--- Begin ---

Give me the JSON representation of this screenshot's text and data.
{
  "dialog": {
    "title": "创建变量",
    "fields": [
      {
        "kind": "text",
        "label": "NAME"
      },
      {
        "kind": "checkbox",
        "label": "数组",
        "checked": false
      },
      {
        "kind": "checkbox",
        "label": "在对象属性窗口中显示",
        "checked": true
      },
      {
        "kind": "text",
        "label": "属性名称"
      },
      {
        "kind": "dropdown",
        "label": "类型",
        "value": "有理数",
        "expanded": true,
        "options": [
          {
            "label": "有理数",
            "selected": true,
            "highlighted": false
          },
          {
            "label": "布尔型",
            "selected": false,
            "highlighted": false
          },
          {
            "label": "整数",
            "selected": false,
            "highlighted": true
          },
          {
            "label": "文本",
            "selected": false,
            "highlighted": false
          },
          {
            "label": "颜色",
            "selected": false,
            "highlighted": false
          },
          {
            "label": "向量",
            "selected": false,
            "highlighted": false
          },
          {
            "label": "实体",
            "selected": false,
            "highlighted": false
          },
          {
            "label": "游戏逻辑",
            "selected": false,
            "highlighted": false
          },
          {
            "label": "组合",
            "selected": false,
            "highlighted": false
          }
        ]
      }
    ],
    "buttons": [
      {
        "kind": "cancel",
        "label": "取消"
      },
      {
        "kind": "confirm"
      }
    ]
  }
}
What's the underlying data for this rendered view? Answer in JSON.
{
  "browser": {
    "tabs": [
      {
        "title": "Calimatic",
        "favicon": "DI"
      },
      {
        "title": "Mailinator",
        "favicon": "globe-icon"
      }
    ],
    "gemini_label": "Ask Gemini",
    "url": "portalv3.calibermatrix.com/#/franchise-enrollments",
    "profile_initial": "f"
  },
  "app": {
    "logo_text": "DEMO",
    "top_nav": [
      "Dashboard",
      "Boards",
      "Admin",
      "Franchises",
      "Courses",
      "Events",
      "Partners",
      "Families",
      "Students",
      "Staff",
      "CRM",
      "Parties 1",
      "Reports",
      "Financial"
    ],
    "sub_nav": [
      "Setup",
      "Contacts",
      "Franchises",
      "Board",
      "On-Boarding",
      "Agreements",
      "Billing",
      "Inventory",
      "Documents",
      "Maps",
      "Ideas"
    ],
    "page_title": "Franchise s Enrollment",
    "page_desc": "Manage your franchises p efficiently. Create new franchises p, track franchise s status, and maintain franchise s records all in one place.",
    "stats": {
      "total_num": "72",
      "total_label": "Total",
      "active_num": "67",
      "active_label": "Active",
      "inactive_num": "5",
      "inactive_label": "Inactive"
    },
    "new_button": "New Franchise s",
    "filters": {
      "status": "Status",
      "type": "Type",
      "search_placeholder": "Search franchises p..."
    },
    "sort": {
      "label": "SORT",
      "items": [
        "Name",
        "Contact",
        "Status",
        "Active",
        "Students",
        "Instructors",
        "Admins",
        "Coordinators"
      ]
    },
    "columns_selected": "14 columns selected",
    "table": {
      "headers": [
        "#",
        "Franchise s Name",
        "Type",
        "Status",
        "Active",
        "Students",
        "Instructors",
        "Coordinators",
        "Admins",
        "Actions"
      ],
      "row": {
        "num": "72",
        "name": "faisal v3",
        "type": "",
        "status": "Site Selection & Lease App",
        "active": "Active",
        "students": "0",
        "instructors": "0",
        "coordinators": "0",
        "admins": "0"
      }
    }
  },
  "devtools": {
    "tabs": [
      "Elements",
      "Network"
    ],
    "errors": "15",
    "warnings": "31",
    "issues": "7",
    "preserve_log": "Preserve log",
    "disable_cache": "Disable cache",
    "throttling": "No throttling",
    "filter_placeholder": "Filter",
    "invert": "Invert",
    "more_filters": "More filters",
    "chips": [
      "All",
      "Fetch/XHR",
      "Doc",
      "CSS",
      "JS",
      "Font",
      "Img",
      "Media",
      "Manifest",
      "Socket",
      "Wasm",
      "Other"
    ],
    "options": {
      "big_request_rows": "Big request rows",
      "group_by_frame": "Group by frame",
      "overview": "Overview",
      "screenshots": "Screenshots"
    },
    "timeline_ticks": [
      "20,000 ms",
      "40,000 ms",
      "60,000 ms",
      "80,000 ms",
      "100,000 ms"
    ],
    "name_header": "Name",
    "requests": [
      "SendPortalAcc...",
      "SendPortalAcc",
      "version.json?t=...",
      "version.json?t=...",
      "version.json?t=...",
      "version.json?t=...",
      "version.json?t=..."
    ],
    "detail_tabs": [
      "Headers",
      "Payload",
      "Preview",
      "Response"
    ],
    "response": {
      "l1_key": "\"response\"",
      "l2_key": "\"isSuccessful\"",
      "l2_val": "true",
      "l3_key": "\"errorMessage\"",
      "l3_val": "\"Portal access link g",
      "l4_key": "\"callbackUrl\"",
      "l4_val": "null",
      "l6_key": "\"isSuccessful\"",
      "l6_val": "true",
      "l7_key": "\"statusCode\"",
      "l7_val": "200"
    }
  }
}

--- End ---

• [EXERCISE DETAILS]
Recite the full listing above exactly.

• [ANSWER]
Give me the JSON representation of this screenshot's text and data.
{
  "dialog": {
    "title": "创建变量",
    "fields": [
      {
        "kind": "text",
        "label": "NAME"
      },
      {
        "kind": "checkbox",
        "label": "数组",
        "checked": false
      },
      {
        "kind": "checkbox",
        "label": "在对象属性窗口中显示",
        "checked": true
      },
      {
        "kind": "text",
        "label": "属性名称"
      },
      {
        "kind": "dropdown",
        "label": "类型",
        "value": "有理数",
        "expanded": true,
        "options": [
          {
            "label": "有理数",
            "selected": true,
            "highlighted": false
          },
          {
            "label": "布尔型",
            "selected": false,
            "highlighted": false
          },
          {
            "label": "整数",
            "selected": false,
            "highlighted": true
          },
          {
            "label": "文本",
            "selected": false,
            "highlighted": false
          },
          {
            "label": "颜色",
            "selected": false,
            "highlighted": false
          },
          {
            "label": "向量",
            "selected": false,
            "highlighted": false
          },
          {
            "label": "实体",
            "selected": false,
            "highlighted": false
          },
          {
            "label": "游戏逻辑",
            "selected": false,
            "highlighted": false
          },
          {
            "label": "组合",
            "selected": false,
            "highlighted": false
          }
        ]
      }
    ],
    "buttons": [
      {
        "kind": "cancel",
        "label": "取消"
      },
      {
        "kind": "confirm"
      }
    ]
  }
}
What's the underlying data for this rendered view? Answer in JSON.
{
  "browser": {
    "tabs": [
      {
        "title": "Calimatic",
        "favicon": "DI"
      },
      {
        "title": "Mailinator",
        "favicon": "globe-icon"
      }
    ],
    "gemini_label": "Ask Gemini",
    "url": "portalv3.calibermatrix.com/#/franchise-enrollments",
    "profile_initial": "f"
  },
  "app": {
    "logo_text": "DEMO",
    "top_nav": [
      "Dashboard",
      "Boards",
      "Admin",
      "Franchises",
      "Courses",
      "Events",
      "Partners",
      "Families",
      "Students",
      "Staff",
      "CRM",
      "Parties 1",
      "Reports",
      "Financial"
    ],
    "sub_nav": [
      "Setup",
      "Contacts",
      "Franchises",
      "Board",
      "On-Boarding",
      "Agreements",
      "Billing",
      "Inventory",
      "Documents",
      "Maps",
      "Ideas"
    ],
    "page_title": "Franchise s Enrollment",
    "page_desc": "Manage your franchises p efficiently. Create new franchises p, track franchise s status, and maintain franchise s records all in one place.",
    "stats": {
      "total_num": "72",
      "total_label": "Total",
      "active_num": "67",
      "active_label": "Active",
      "inactive_num": "5",
      "inactive_label": "Inactive"
    },
    "new_button": "New Franchise s",
    "filters": {
      "status": "Status",
      "type": "Type",
      "search_placeholder": "Search franchises p..."
    },
    "sort": {
      "label": "SORT",
      "items": [
        "Name",
        "Contact",
        "Status",
        "Active",
        "Students",
        "Instructors",
        "Admins",
        "Coordinators"
      ]
    },
    "columns_selected": "14 columns selected",
    "table": {
      "headers": [
        "#",
        "Franchise s Name",
        "Type",
        "Status",
        "Active",
        "Students",
        "Instructors",
        "Coordinators",
        "Admins",
        "Actions"
      ],
      "row": {
        "num": "72",
        "name": "faisal v3",
        "type": "",
        "status": "Site Selection & Lease App",
        "active": "Active",
        "students": "0",
        "instructors": "0",
        "coordinators": "0",
        "admins": "0"
      }
    }
  },
  "devtools": {
    "tabs": [
      "Elements",
      "Network"
    ],
    "errors": "15",
    "warnings": "31",
    "issues": "7",
    "preserve_log": "Preserve log",
    "disable_cache": "Disable cache",
    "throttling": "No throttling",
    "filter_placeholder": "Filter",
    "invert": "Invert",
    "more_filters": "More filters",
    "chips": [
      "All",
      "Fetch/XHR",
      "Doc",
      "CSS",
      "JS",
      "Font",
      "Img",
      "Media",
      "Manifest",
      "Socket",
      "Wasm",
      "Other"
    ],
    "options": {
      "big_request_rows": "Big request rows",
      "group_by_frame": "Group by frame",
      "overview": "Overview",
      "screenshots": "Screenshots"
    },
    "timeline_ticks": [
      "20,000 ms",
      "40,000 ms",
      "60,000 ms",
      "80,000 ms",
      "100,000 ms"
    ],
    "name_header": "Name",
    "requests": [
      "SendPortalAcc...",
      "SendPortalAcc",
      "version.json?t=...",
      "version.json?t=...",
      "version.json?t=...",
      "version.json?t=...",
      "version.json?t=..."
    ],
    "detail_tabs": [
      "Headers",
      "Payload",
      "Preview",
      "Response"
    ],
    "response": {
      "l1_key": "\"response\"",
      "l2_key": "\"isSuccessful\"",
      "l2_val": "true",
      "l3_key": "\"errorMessage\"",
      "l3_val": "\"Portal access link g",
      "l4_key": "\"callbackUrl\"",
      "l4_val": "null",
      "l6_key": "\"isSuccessful\"",
      "l6_val": "true",
      "l7_key": "\"statusCode\"",
      "l7_val": "200"
    }
  }
}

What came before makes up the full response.